Rewrite the lines of the listing from the line with "- varsinais-line2: liikennestrategia: [326, 398, 444, 418]" to the line with "145, 249, 183]" as a JSON list of strings, one string per line, leaving out blank lines.

-- Begin GIVEN DATA --

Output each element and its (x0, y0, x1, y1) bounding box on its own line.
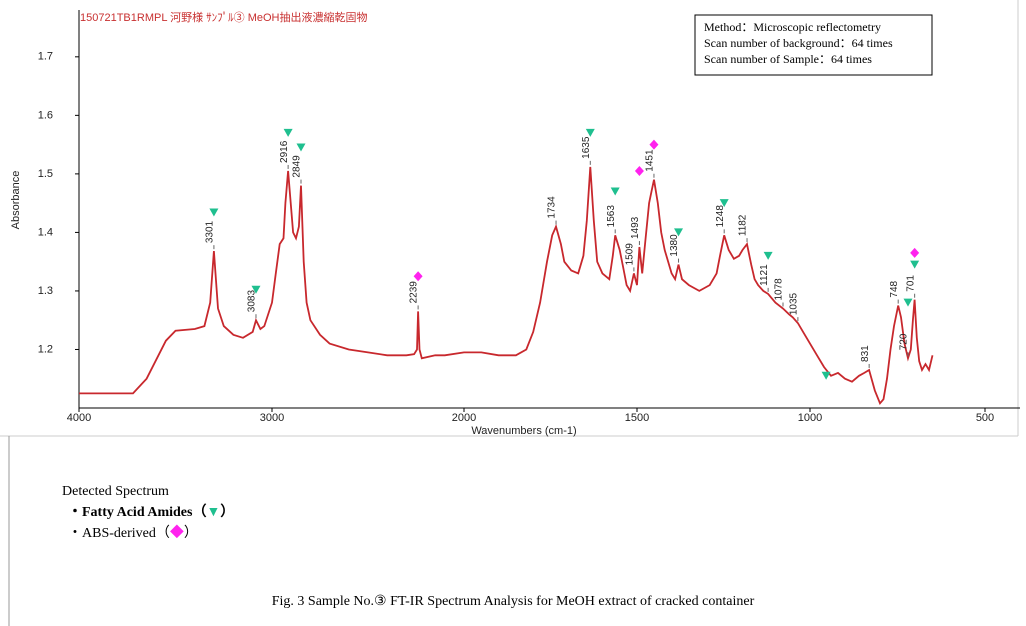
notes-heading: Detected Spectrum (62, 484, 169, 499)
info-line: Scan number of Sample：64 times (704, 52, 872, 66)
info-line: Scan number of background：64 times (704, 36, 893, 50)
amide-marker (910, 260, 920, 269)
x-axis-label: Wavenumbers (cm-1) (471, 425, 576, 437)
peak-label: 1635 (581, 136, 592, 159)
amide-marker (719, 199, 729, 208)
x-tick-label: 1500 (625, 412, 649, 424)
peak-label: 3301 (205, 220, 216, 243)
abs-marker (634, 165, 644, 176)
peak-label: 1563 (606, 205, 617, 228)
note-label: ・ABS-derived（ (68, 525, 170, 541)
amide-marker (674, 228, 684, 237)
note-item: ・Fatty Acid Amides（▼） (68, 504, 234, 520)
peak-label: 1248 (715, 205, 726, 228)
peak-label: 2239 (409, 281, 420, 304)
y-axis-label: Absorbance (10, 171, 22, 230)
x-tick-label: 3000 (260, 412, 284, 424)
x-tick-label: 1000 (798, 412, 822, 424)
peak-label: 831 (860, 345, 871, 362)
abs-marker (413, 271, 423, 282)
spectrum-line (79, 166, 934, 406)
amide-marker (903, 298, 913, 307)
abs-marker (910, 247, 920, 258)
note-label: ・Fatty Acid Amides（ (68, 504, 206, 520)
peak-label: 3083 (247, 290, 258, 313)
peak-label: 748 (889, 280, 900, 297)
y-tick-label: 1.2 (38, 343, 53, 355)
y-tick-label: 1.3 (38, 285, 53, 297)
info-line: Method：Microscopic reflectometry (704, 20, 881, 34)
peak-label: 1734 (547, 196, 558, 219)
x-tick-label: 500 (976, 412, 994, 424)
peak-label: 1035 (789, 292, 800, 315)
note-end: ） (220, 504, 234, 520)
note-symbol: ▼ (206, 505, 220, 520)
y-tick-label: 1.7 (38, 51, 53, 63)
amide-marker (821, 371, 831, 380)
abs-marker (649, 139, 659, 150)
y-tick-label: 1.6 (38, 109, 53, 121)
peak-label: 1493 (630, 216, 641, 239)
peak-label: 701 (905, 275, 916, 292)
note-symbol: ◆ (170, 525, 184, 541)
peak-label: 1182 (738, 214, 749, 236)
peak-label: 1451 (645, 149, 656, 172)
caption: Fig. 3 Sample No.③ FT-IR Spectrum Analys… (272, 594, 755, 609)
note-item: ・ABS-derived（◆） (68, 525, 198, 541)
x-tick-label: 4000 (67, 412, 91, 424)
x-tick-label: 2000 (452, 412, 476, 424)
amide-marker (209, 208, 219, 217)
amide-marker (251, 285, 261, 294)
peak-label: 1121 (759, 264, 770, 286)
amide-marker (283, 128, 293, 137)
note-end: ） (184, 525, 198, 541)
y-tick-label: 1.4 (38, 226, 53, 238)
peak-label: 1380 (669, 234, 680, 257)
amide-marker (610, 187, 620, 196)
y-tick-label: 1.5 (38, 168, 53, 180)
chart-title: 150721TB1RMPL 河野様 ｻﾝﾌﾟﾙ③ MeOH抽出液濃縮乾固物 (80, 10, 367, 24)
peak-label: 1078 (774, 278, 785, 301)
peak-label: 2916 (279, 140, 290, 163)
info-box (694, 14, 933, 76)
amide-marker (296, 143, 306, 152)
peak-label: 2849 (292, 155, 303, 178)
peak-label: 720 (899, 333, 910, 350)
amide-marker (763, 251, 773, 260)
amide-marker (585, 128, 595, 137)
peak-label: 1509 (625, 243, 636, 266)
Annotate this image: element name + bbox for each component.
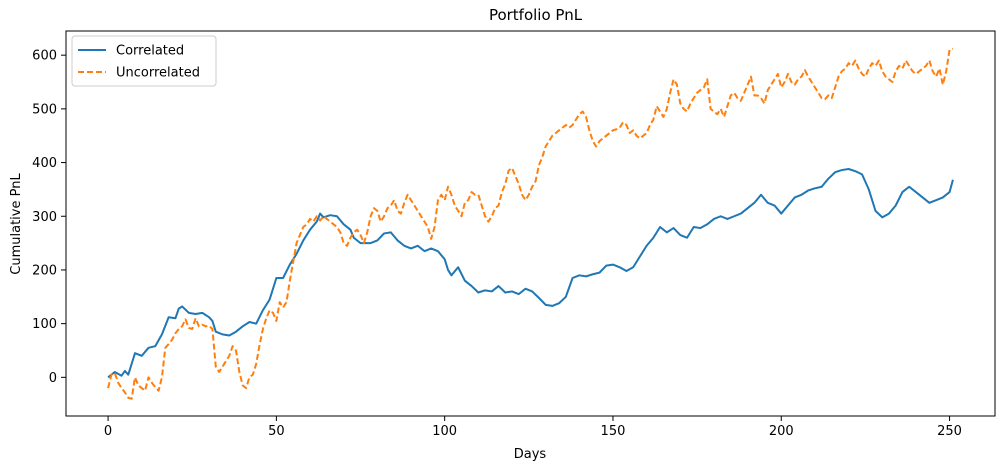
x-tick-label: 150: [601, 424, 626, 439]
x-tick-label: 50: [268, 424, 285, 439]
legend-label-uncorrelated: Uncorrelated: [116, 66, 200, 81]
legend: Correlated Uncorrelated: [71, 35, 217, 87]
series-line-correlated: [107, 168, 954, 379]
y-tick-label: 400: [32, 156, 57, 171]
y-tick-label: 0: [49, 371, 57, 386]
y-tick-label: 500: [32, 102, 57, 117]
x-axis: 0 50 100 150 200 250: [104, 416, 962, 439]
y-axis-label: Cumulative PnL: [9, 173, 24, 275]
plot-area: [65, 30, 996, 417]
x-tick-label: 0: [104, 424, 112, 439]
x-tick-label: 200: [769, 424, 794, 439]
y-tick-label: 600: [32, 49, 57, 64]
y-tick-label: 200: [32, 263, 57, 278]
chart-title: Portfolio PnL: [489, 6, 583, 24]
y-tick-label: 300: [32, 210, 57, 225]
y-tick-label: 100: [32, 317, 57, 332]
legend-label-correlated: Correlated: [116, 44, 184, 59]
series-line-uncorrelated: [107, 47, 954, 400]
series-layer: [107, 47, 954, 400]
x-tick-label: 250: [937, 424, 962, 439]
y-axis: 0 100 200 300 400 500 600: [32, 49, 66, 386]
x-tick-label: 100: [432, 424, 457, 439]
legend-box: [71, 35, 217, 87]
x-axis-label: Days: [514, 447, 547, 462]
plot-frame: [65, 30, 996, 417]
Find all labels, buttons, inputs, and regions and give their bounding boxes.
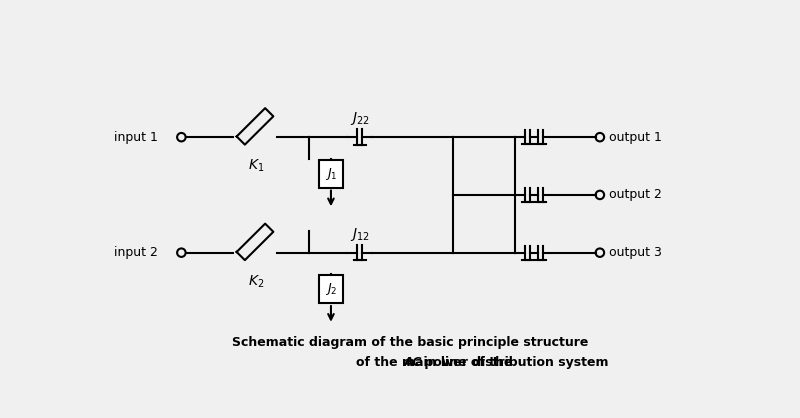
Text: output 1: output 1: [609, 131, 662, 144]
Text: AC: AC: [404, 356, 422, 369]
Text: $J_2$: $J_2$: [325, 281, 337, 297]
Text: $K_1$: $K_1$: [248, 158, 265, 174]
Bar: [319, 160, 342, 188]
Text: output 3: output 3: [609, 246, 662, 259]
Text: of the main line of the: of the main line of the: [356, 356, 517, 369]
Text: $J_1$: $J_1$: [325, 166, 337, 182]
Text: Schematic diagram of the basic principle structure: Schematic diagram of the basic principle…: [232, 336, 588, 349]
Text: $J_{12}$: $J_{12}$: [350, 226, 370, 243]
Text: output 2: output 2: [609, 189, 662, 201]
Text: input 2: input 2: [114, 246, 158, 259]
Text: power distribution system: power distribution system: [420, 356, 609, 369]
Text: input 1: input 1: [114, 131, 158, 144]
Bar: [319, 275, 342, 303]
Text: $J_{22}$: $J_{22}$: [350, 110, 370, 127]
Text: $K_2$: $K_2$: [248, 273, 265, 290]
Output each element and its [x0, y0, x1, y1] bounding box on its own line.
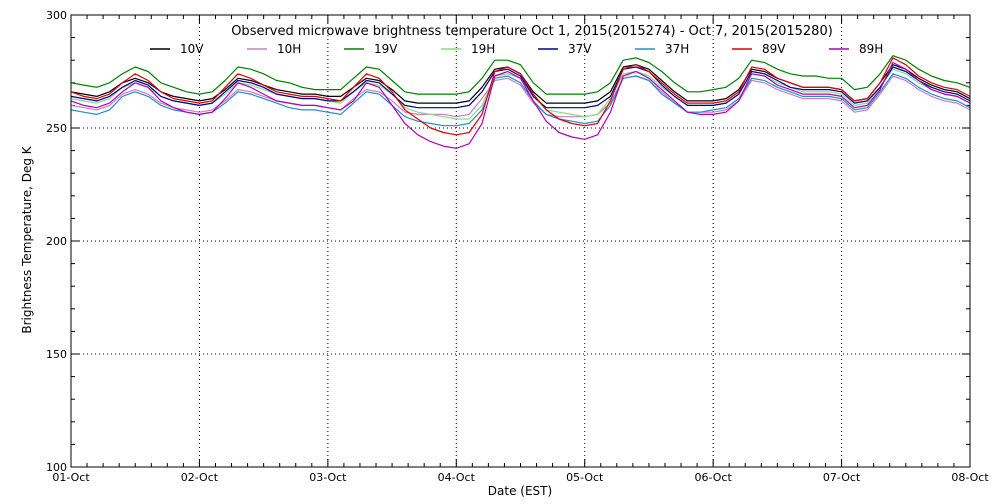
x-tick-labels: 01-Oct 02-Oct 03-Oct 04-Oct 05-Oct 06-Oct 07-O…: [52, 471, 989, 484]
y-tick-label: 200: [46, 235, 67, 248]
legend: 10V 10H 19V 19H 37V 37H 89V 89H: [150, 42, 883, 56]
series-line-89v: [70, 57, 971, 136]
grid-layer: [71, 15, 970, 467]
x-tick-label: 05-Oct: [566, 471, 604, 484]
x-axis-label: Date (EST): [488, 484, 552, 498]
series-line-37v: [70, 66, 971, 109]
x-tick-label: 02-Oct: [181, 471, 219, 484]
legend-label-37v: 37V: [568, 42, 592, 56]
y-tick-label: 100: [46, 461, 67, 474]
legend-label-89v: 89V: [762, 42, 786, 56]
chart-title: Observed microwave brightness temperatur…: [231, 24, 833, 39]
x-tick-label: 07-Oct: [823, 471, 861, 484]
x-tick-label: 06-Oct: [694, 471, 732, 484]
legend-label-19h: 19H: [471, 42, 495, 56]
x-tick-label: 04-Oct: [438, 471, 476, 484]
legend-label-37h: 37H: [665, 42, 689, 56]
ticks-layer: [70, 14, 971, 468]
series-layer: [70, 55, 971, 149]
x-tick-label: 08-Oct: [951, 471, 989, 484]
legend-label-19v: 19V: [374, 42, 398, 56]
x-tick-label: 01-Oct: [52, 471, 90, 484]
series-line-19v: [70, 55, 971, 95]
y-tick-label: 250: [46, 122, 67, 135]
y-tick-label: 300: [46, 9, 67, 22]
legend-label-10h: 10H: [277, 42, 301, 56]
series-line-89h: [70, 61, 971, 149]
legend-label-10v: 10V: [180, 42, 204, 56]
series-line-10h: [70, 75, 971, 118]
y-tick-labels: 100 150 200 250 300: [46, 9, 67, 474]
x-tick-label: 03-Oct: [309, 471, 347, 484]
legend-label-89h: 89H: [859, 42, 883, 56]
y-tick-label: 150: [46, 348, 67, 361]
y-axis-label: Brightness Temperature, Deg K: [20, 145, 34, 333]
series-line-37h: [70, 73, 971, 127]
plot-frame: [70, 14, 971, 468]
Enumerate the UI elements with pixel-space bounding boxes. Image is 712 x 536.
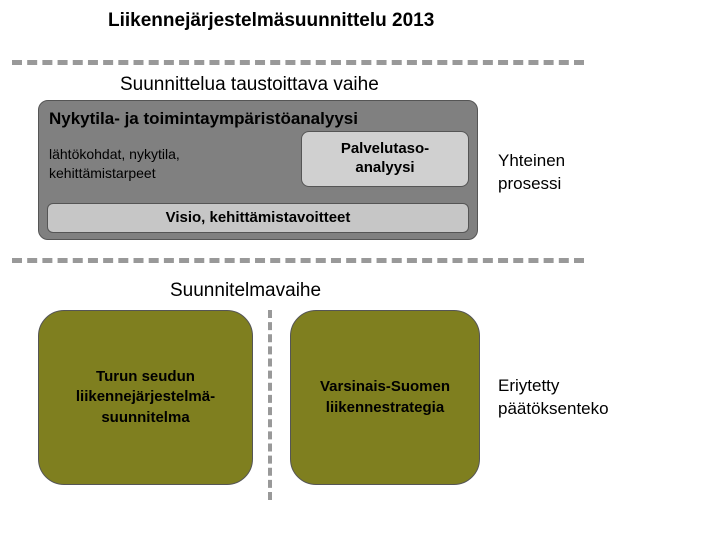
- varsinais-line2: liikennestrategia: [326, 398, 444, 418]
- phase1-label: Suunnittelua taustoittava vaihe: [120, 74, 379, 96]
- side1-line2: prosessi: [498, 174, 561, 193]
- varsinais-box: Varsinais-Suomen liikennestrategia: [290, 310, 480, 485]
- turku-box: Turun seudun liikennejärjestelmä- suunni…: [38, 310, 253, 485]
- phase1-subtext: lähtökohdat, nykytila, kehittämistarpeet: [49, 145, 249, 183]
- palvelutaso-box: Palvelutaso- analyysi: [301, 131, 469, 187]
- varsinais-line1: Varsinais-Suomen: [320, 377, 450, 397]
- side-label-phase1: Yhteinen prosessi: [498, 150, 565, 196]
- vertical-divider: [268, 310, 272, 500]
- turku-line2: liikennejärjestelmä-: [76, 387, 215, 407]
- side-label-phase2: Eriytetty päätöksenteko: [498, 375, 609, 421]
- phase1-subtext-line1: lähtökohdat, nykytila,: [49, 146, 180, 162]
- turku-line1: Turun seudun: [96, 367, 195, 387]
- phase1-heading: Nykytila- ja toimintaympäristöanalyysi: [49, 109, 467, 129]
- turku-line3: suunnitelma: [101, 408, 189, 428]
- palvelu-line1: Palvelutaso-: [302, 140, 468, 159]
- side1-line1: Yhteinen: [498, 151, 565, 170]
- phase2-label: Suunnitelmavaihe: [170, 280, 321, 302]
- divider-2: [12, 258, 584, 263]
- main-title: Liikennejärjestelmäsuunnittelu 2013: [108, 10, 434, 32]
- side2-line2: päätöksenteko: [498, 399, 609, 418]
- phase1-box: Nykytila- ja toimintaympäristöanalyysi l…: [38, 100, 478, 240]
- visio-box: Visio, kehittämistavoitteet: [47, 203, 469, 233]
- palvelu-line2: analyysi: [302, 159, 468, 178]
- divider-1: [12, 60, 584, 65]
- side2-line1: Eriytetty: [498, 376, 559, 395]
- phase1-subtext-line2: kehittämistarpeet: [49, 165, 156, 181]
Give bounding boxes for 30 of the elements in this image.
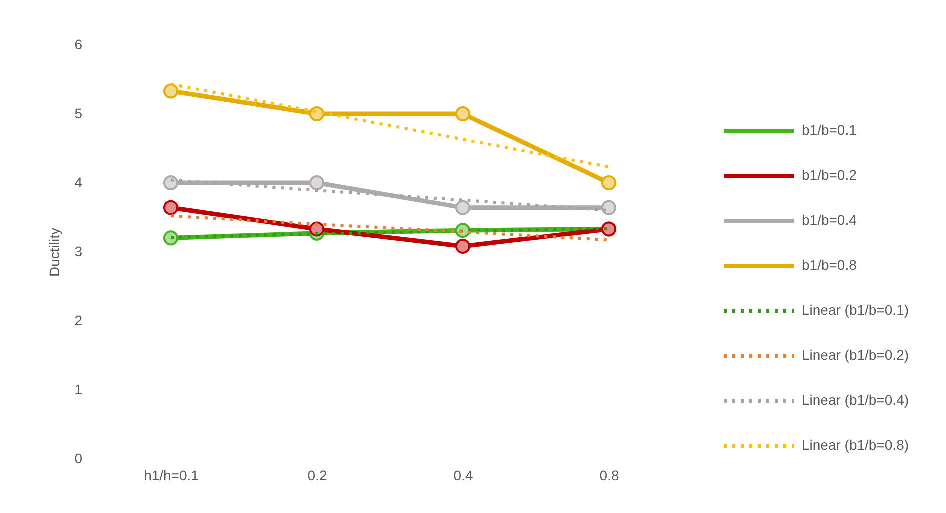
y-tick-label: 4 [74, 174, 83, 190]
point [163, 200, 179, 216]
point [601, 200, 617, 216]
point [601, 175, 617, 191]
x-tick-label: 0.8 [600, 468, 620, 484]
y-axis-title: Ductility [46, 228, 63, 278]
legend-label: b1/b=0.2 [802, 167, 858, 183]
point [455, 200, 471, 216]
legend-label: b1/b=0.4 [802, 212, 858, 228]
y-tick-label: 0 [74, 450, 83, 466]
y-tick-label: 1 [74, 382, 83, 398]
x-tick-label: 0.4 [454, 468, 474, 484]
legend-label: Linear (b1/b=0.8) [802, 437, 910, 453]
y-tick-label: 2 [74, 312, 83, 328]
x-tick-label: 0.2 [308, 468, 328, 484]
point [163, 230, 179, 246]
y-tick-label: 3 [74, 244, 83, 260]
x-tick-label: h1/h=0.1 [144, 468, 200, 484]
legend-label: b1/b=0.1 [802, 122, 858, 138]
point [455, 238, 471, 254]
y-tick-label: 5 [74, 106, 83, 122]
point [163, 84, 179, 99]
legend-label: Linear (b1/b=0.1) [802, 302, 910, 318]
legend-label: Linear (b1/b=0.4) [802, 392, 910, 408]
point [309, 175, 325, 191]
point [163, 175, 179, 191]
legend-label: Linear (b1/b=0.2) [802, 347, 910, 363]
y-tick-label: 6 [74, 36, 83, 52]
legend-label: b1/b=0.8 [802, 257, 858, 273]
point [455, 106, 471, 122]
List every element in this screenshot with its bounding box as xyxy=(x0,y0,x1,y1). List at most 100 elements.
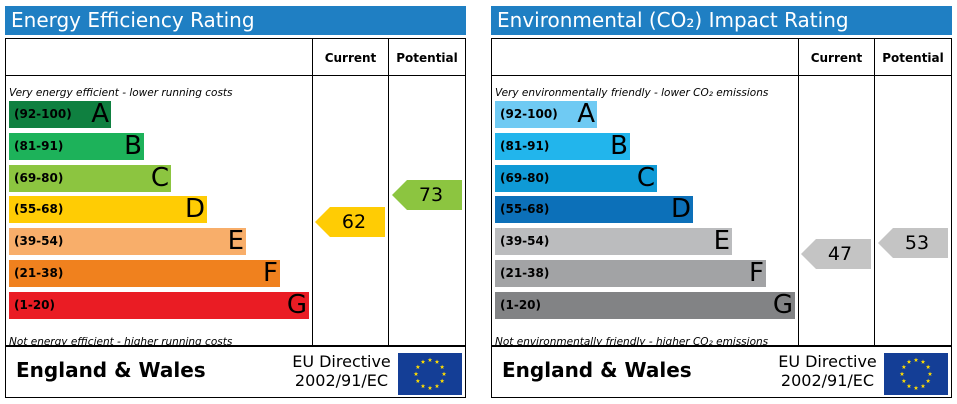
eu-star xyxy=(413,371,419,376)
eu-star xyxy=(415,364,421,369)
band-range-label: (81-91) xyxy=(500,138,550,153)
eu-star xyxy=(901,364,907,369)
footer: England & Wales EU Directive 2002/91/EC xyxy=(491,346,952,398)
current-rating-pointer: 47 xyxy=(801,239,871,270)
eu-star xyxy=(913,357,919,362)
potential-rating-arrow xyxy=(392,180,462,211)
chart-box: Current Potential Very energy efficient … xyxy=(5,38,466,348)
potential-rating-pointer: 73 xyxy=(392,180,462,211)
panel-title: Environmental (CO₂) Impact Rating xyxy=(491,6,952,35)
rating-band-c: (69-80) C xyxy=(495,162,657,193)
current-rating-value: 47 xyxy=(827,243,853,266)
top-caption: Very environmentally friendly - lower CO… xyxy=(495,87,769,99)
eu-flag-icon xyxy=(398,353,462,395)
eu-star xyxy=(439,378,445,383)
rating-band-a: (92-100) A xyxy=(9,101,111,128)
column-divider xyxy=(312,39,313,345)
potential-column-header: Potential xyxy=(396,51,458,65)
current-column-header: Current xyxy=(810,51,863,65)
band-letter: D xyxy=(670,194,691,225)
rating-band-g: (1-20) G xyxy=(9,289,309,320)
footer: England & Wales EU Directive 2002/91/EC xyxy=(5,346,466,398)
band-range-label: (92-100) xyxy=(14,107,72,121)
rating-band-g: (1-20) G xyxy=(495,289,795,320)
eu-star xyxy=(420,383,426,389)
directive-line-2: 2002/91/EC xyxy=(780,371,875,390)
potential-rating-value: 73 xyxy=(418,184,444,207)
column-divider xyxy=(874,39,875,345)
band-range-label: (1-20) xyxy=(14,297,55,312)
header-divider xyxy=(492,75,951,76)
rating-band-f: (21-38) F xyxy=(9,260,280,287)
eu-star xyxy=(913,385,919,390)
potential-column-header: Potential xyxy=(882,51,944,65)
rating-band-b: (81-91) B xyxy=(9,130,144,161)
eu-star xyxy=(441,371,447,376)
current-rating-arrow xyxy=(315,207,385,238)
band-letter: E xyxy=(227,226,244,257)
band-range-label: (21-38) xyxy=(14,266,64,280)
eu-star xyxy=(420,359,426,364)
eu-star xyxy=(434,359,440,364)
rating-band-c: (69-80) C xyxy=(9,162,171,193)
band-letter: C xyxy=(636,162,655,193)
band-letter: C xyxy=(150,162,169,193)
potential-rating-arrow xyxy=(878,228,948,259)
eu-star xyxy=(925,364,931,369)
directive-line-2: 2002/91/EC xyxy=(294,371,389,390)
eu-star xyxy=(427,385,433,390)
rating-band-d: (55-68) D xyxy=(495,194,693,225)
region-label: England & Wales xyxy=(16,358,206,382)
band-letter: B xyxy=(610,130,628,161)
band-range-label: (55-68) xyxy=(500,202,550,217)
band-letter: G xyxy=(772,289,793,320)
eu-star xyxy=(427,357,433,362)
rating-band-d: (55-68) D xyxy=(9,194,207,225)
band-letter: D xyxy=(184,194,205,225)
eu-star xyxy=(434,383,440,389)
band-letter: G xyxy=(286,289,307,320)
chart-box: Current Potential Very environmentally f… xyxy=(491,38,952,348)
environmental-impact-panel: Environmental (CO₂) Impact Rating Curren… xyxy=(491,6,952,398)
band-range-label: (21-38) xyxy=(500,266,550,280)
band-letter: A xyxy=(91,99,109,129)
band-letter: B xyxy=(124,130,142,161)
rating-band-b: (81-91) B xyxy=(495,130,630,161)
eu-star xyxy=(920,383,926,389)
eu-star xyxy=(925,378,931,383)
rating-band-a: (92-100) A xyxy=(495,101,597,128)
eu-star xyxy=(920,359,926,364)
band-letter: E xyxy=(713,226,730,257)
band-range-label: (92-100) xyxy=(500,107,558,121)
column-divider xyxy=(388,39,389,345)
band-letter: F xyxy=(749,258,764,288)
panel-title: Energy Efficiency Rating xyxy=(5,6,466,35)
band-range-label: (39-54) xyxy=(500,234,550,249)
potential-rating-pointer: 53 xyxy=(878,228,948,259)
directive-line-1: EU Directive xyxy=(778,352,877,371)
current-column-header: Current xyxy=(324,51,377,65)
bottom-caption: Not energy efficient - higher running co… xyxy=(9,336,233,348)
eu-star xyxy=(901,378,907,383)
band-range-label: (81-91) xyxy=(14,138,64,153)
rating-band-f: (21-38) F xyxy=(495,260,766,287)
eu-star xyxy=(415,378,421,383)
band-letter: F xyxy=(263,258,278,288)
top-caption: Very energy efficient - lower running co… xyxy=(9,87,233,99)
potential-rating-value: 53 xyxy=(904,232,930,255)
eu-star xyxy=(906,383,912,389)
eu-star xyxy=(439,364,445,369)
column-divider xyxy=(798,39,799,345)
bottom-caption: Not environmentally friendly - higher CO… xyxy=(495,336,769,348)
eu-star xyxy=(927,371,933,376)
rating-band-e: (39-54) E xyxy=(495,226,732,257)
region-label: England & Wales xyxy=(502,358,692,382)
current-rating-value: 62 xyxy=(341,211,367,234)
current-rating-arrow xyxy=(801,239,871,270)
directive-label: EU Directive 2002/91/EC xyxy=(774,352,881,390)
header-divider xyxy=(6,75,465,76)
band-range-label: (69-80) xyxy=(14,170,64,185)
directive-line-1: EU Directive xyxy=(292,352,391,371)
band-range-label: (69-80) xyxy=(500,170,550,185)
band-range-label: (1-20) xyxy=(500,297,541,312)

-- End GIVEN DATA --

RESULT FOR THIS TASK
[
  "- varsinais-line2: liikennestrategia: [326, 398, 444, 418]",
  "- phase1-label: Suunnittelua taustoittava vaihe: [120, 74, 379, 96]",
  "- side1-line2: prosessi: [498, 174, 561, 193]",
  "- varsinais-box: Varsinais-Suomen liikennestrategia: [290, 310, 480, 485]",
  "- turku-box: Turun seudun liikennejärjestelmä- suunni…: [38, 310, 253, 485]",
  "- phase1-subtext: lähtökohdat, nykytila, kehittämistarpeet: [49, 145, 249, 183]"
]